Recorded information:
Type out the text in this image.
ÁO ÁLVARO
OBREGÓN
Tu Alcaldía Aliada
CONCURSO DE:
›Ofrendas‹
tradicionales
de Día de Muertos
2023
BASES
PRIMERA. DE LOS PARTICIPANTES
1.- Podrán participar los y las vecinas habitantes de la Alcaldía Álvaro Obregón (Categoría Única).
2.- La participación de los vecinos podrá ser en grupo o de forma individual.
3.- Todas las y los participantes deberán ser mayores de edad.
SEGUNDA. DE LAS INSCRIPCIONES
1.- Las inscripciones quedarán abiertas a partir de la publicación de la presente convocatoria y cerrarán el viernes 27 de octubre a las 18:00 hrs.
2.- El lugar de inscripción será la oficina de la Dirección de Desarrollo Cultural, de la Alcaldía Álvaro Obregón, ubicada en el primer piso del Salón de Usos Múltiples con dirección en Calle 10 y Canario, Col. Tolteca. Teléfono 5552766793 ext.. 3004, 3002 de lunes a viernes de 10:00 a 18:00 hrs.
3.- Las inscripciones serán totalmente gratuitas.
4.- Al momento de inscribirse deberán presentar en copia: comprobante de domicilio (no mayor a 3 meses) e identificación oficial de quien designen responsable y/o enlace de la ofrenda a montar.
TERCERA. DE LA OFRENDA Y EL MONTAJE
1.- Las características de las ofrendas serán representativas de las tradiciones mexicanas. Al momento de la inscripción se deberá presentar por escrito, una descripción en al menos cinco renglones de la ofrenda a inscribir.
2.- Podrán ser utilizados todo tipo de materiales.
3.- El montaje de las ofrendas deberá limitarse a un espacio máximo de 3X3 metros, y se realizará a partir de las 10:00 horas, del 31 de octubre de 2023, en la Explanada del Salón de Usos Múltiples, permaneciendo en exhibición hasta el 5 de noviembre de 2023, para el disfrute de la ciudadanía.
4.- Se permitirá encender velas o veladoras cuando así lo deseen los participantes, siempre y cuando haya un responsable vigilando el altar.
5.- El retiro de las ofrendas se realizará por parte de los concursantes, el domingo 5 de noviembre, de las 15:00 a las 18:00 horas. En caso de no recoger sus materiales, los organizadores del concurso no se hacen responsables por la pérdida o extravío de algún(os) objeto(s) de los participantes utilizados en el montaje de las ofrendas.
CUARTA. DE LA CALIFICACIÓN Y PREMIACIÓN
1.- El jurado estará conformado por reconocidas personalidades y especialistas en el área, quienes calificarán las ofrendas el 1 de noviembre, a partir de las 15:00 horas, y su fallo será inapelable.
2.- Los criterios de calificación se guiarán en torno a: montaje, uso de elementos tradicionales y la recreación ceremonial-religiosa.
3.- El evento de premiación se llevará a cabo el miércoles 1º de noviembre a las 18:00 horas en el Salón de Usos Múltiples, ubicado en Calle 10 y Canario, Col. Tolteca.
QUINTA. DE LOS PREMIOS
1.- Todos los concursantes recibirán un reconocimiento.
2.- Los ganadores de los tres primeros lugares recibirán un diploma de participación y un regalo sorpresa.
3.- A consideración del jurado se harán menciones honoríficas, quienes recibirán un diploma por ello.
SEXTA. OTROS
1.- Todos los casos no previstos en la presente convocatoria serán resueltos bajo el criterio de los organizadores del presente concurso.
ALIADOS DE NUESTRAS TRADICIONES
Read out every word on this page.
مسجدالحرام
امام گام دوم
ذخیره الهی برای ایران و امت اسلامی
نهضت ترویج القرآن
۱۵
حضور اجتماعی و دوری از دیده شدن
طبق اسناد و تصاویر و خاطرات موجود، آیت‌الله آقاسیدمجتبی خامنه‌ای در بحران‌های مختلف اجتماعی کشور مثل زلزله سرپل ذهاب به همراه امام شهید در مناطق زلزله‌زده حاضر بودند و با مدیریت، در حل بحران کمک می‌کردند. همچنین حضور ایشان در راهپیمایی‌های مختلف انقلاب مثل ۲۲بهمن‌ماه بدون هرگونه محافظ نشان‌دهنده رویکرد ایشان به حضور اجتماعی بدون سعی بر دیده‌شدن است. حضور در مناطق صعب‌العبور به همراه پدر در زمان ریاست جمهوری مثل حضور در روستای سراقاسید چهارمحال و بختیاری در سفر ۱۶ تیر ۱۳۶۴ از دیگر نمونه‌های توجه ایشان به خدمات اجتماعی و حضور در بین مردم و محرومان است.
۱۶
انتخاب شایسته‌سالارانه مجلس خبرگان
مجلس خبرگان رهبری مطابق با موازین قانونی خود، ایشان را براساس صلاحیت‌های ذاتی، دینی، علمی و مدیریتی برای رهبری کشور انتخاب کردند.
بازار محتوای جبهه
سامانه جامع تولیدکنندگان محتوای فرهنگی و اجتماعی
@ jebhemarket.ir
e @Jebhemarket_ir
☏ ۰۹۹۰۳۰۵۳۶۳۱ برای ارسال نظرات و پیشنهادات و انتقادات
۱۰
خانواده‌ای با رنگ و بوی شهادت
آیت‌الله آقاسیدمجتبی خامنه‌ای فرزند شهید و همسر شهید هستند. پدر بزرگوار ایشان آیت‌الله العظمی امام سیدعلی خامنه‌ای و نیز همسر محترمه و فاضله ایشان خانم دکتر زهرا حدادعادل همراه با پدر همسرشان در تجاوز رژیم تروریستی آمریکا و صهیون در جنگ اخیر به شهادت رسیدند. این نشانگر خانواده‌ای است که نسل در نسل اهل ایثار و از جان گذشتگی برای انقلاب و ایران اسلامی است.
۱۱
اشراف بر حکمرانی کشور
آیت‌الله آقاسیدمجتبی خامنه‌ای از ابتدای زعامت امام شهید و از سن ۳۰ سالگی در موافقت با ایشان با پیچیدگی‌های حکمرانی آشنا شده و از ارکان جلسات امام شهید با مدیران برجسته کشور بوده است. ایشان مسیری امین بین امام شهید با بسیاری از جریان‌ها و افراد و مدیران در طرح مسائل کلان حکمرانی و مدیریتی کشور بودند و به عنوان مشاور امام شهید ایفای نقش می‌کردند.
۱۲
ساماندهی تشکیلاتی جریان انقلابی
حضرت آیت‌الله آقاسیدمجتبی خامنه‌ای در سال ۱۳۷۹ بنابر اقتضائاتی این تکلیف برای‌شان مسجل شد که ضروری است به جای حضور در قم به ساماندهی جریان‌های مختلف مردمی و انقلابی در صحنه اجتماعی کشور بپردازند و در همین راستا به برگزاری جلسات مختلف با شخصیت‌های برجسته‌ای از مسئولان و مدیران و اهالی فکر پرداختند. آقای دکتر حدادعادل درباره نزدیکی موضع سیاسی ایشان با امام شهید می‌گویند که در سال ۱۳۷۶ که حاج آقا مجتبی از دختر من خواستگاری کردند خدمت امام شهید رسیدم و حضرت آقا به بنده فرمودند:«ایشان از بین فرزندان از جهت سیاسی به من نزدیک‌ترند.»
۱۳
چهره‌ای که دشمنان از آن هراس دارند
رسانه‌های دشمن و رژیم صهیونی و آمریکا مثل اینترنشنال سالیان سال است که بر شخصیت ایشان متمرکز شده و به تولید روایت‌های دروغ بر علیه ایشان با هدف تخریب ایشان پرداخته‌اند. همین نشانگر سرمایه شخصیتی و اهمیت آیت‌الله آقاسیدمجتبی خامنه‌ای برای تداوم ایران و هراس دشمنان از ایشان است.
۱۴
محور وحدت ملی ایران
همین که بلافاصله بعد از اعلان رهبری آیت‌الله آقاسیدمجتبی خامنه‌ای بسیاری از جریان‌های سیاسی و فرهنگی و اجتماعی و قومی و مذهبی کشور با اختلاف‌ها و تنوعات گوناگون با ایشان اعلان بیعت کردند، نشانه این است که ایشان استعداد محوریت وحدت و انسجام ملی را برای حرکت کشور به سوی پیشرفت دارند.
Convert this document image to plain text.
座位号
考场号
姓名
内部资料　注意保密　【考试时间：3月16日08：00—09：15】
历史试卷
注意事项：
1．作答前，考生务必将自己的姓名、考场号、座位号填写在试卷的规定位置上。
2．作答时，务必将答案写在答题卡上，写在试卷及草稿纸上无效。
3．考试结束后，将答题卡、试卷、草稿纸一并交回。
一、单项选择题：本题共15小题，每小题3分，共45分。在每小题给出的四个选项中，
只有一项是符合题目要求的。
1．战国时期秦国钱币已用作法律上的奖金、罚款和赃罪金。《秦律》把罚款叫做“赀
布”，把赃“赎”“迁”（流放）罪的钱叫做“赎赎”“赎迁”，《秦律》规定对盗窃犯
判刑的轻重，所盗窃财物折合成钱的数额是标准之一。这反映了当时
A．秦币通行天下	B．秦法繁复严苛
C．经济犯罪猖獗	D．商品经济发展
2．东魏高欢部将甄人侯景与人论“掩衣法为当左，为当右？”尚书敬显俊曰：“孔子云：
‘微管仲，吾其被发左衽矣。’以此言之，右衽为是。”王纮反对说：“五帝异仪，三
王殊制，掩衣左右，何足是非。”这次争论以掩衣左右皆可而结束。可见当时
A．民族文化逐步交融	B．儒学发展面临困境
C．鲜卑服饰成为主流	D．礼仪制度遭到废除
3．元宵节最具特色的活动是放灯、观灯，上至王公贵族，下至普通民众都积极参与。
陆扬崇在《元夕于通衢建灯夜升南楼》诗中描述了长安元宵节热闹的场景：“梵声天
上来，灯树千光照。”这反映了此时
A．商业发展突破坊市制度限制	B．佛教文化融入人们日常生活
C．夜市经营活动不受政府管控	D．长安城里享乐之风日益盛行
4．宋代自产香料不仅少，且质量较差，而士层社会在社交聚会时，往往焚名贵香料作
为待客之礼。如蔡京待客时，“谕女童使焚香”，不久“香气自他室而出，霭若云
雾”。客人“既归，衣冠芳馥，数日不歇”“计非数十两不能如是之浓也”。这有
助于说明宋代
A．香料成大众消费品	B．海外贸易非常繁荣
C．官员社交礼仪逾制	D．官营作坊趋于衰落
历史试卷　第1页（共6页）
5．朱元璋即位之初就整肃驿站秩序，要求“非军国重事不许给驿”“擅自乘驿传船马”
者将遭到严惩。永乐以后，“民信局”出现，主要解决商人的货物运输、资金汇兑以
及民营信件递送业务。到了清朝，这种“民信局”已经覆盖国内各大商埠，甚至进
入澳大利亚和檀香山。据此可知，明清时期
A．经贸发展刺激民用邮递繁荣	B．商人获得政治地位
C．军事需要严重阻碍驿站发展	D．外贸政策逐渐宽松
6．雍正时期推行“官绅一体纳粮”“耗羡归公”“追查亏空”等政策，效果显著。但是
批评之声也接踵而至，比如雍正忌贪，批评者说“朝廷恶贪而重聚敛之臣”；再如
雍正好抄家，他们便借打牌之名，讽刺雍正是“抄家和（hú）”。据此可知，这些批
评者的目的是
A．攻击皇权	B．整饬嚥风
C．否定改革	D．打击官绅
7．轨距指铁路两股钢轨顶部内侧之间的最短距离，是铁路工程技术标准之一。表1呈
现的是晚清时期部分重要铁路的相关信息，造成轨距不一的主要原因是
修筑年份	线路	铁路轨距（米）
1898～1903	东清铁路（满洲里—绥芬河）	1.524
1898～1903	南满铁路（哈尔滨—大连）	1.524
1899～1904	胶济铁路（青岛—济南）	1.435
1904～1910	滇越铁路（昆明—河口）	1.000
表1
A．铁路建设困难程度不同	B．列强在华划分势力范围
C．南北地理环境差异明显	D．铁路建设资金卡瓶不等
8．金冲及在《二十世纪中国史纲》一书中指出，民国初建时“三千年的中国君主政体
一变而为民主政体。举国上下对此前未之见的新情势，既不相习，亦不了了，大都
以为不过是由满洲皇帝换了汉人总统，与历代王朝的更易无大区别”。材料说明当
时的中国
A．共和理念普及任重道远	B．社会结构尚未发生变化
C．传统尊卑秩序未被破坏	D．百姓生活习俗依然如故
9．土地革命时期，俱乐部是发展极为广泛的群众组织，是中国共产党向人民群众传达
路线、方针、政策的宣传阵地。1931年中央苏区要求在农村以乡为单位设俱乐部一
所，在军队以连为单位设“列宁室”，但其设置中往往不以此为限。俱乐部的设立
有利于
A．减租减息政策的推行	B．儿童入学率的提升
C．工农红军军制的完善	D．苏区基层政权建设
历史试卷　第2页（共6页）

Instructions for the task:
Go through the material line by line. Show each line that contains the string "آمریکا".

Task answer:
آیت‌الله آقاسیدمجتبی خامنه‌ای فرزند شهید و همسر شهید هستند. پدر بزرگوار ایشان آیت‌الله العظمی امام سیدعلی خامنه‌ای و نیز همسر محترمه و فاضله ایشان خانم دکتر زهرا حدادعادل همراه با پدر همسرشان در تجاوز رژیم تروریستی آمریکا و صهیون در جنگ اخیر به شهادت رسیدند. این نشانگر خانواده‌ای است که نسل در نسل اهل ایثار و از جان گذشتگی برای انقلاب و ایران اسلامی است.
رسانه‌های دشمن و رژیم صهیونی و آمریکا مثل اینترنشنال سالیان سال است که بر شخصیت ایشان متمرکز شده و به تولید روایت‌های دروغ بر علیه ایشان با هدف تخریب ایشان پرداخته‌اند. همین نشانگر سرمایه شخصیتی و اهمیت آیت‌الله آقاسیدمجتبی خامنه‌ای برای تداوم ایران و هراس دشمنان از ایشان است.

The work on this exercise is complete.